(GOAL OF THE EXERCISE)
Drop every picture and copy exactly the lines from the one with "What text is on this page?" through the last line of the listing below.

(INPUT DATA)
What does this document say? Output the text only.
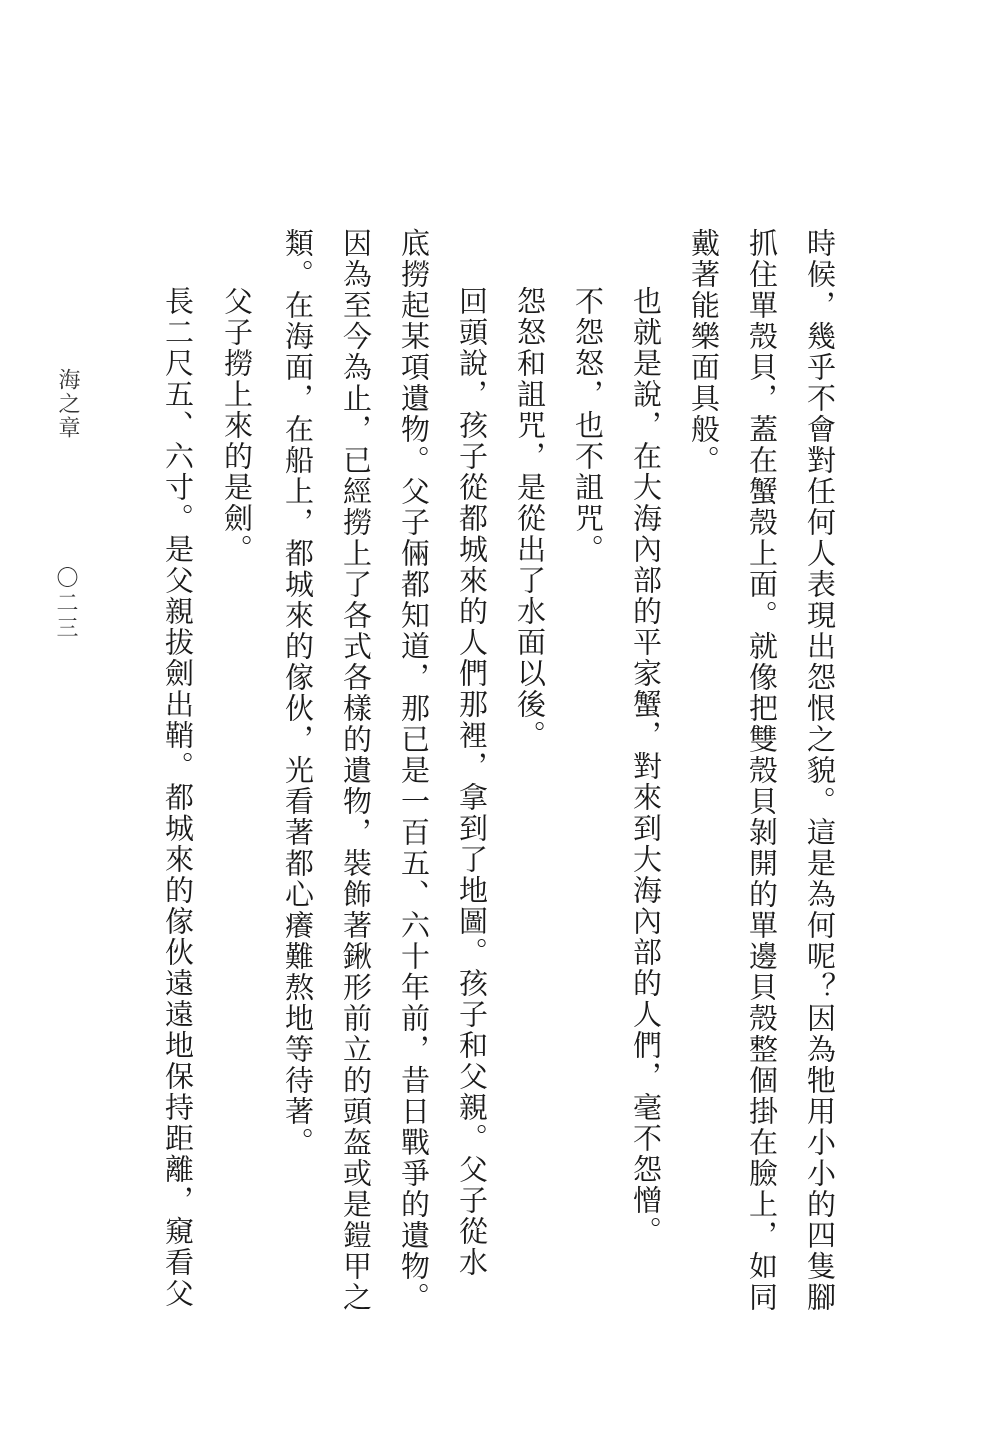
時候，幾乎不會對任何人表現出怨恨之貌。這是為何呢？因為牠用小小的四隻腳
抓住單殼貝，蓋在蟹殼上面。就像把雙殼貝剝開的單邊貝殼整個掛在臉上，如同
戴著能樂面具般。
也就是說，在大海內部的平家蟹，對來到大海內部的人們，毫不怨憎。
不怨怒，也不詛咒。
怨怒和詛咒，是從出了水面以後。
回頭說，孩子從都城來的人們那裡，拿到了地圖。孩子和父親。父子從水
底撈起某項遺物。父子倆都知道，那已是一百五、六十年前，昔日戰爭的遺物。
因為至今為止，已經撈上了各式各樣的遺物，裝飾著鍬形前立的頭盔或是鎧甲之
類。在海面，在船上，都城來的傢伙，光看著都心癢難熬地等待著。
父子撈上來的是劍。
長二尺五、六寸。是父親拔劍出鞘。都城來的傢伙遠遠地保持距離，窺看父
海之章
〇二三
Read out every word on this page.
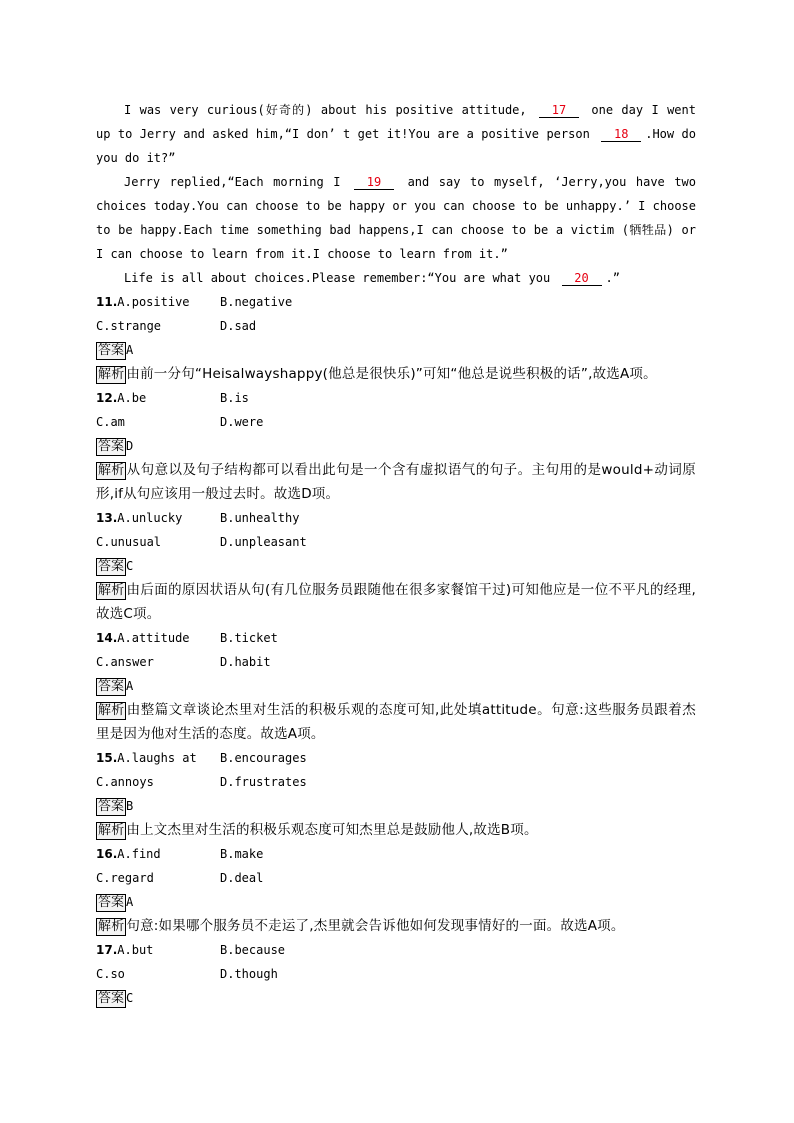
I was very curious(好奇的) about his positive attitude, 17 one day I went up to Jerry and asked him,“I don’ t get it!You are a positive person 18 .How do you do it?”

Jerry replied,“Each morning I 19 and say to myself, ‘Jerry,you have two choices today.You can choose to be happy or you can choose to be unhappy.’ I choose to be happy.Each time something bad happens,I can choose to be a victim (牺牲品) or I can choose to learn from it.I choose to learn from it.”

Life is all about choices.Please remember:“You are what you 20 .”

11.A.positive	B.negative
C.strange	D.sad
答案 A

解析 由前一分句“Heisalwayshappy(他总是很快乐)”可知“他总是说些积极的话”,故选A项。

12.A.be	B.is
C.am	D.were
答案 D

解析 从句意以及句子结构都可以看出此句是一个含有虚拟语气的句子。主句用的是would+动词原形,if从句应该用一般过去时。故选D项。

13.A.unlucky	B.unhealthy
C.unusual	D.unpleasant
答案 C

解析 由后面的原因状语从句(有几位服务员跟随他在很多家餐馆干过)可知他应是一位不平凡的经理,故选C项。

14.A.attitude	B.ticket
C.answer	D.habit
答案 A

解析 由整篇文章谈论杰里对生活的积极乐观的态度可知,此处填attitude。句意:这些服务员跟着杰里是因为他对生活的态度。故选A项。

15.A.laughs at B.encourages
C.annoys	D.frustrates
答案 B

解析 由上文杰里对生活的积极乐观态度可知杰里总是鼓励他人,故选B项。

16.A.find	B.make
C.regard	D.deal
答案 A

解析 句意:如果哪个服务员不走运了,杰里就会告诉他如何发现事情好的一面。故选A项。

17.A.but	B.because
C.so	D.though
答案 C
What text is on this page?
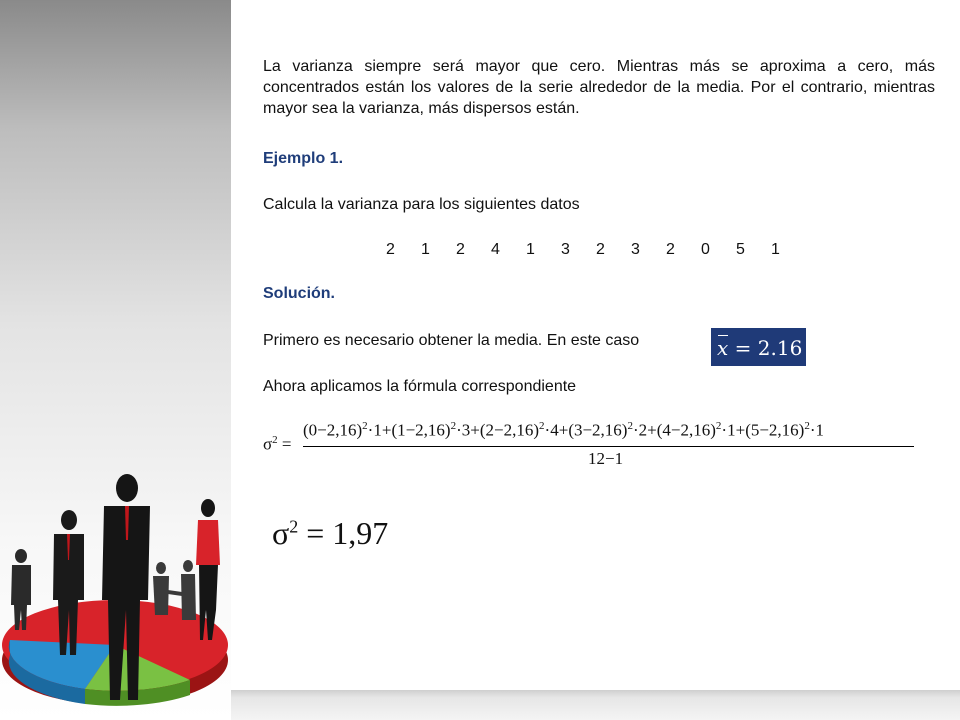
La varianza siempre será mayor que cero. Mientras más se aproxima a cero, más concentrados están los valores de la serie alrededor de la media. Por el contrario, mientras mayor sea la varianza, más dispersos están.

Ejemplo 1.

Calcula la varianza para los siguientes datos

2	1	2	4	1	3	2	3	2	0	5	1

Solución.

Primero es necesario obtener la media. En este caso	x = 2.16

Ahora aplicamos la fórmula correspondiente

$\sigma^2$ =
$(0-2,16)^2\cdot 1+(1-2,16)^2\cdot 3+(2-2,16)^2\cdot 4+(3-2,16)^2\cdot 2+(4-2,16)^2\cdot 1+(5-2,16)^2\cdot 1$
12−1
$\sigma^2 = 1,97$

(ANSWER)
What text is on this page?
La varianza siempre será mayor que cero. Mientras más se aproxima a cero, más concentrados están los valores de la serie alrededor de la media. Por el contrario, mientras mayor sea la varianza, más dispersos están.

Ejemplo 1.

Calcula la varianza para los siguientes datos

2	1	2	4	1	3	2	3	2	0	5	1

Solución.

Primero es necesario obtener la media. En este caso	x = 2.16

Ahora aplicamos la fórmula correspondiente

$\sigma^2$ =
$(0-2,16)^2\cdot 1+(1-2,16)^2\cdot 3+(2-2,16)^2\cdot 4+(3-2,16)^2\cdot 2+(4-2,16)^2\cdot 1+(5-2,16)^2\cdot 1$
12−1
$\sigma^2 = 1,97$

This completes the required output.